[start of Material for the task]

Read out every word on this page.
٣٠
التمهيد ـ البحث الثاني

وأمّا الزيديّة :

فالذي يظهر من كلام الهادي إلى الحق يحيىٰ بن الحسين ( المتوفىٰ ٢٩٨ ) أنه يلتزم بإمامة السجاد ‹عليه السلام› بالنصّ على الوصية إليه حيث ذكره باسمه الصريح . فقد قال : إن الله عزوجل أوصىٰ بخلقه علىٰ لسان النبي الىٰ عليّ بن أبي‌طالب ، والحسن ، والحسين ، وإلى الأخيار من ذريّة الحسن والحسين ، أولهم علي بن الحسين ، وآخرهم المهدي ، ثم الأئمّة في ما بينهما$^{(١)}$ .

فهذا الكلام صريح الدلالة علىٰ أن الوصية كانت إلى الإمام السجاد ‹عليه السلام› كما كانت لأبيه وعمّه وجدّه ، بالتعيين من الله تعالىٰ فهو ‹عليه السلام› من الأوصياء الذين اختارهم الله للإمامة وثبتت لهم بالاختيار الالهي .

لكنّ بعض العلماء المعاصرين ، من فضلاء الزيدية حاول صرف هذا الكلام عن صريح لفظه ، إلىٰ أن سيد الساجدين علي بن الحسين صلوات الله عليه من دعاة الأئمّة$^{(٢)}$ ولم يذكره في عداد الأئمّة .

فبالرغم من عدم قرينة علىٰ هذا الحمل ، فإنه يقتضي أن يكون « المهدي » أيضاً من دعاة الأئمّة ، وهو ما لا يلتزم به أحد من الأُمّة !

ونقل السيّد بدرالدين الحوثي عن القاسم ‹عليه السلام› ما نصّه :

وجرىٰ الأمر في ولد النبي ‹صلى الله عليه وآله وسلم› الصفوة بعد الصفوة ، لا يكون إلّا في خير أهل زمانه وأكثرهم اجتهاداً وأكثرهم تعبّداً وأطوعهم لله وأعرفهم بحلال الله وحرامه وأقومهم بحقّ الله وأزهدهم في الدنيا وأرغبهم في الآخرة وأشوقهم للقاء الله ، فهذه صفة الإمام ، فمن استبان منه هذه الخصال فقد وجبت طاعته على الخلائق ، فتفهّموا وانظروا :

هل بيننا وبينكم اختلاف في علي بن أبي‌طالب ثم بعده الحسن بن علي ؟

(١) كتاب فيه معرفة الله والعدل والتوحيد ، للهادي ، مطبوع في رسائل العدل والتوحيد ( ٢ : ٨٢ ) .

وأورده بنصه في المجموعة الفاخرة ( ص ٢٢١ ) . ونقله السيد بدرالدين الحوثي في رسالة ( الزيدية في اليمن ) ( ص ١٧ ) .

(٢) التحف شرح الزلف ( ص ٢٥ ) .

[end of Material for the task]

__Problem description__:
Retype all the records, matching them exactly.

__Exercise solution__:
Read out every word on this page.
٣٠
التمهيد ـ البحث الثاني

وأمّا الزيديّة :

فالذي يظهر من كلام الهادي إلى الحق يحيىٰ بن الحسين ( المتوفىٰ ٢٩٨ ) أنه يلتزم بإمامة السجاد ‹عليه السلام› بالنصّ على الوصية إليه حيث ذكره باسمه الصريح . فقد قال : إن الله عزوجل أوصىٰ بخلقه علىٰ لسان النبي الىٰ عليّ بن أبي‌طالب ، والحسن ، والحسين ، وإلى الأخيار من ذريّة الحسن والحسين ، أولهم علي بن الحسين ، وآخرهم المهدي ، ثم الأئمّة في ما بينهما$^{(١)}$ .

فهذا الكلام صريح الدلالة علىٰ أن الوصية كانت إلى الإمام السجاد ‹عليه السلام› كما كانت لأبيه وعمّه وجدّه ، بالتعيين من الله تعالىٰ فهو ‹عليه السلام› من الأوصياء الذين اختارهم الله للإمامة وثبتت لهم بالاختيار الالهي .

لكنّ بعض العلماء المعاصرين ، من فضلاء الزيدية حاول صرف هذا الكلام عن صريح لفظه ، إلىٰ أن سيد الساجدين علي بن الحسين صلوات الله عليه من دعاة الأئمّة$^{(٢)}$ ولم يذكره في عداد الأئمّة .

فبالرغم من عدم قرينة علىٰ هذا الحمل ، فإنه يقتضي أن يكون « المهدي » أيضاً من دعاة الأئمّة ، وهو ما لا يلتزم به أحد من الأُمّة !

ونقل السيّد بدرالدين الحوثي عن القاسم ‹عليه السلام› ما نصّه :

وجرىٰ الأمر في ولد النبي ‹صلى الله عليه وآله وسلم› الصفوة بعد الصفوة ، لا يكون إلّا في خير أهل زمانه وأكثرهم اجتهاداً وأكثرهم تعبّداً وأطوعهم لله وأعرفهم بحلال الله وحرامه وأقومهم بحقّ الله وأزهدهم في الدنيا وأرغبهم في الآخرة وأشوقهم للقاء الله ، فهذه صفة الإمام ، فمن استبان منه هذه الخصال فقد وجبت طاعته على الخلائق ، فتفهّموا وانظروا :

هل بيننا وبينكم اختلاف في علي بن أبي‌طالب ثم بعده الحسن بن علي ؟

(١) كتاب فيه معرفة الله والعدل والتوحيد ، للهادي ، مطبوع في رسائل العدل والتوحيد ( ٢ : ٨٢ ) .

وأورده بنصه في المجموعة الفاخرة ( ص ٢٢١ ) . ونقله السيد بدرالدين الحوثي في رسالة ( الزيدية في اليمن ) ( ص ١٧ ) .

(٢) التحف شرح الزلف ( ص ٢٥ ) .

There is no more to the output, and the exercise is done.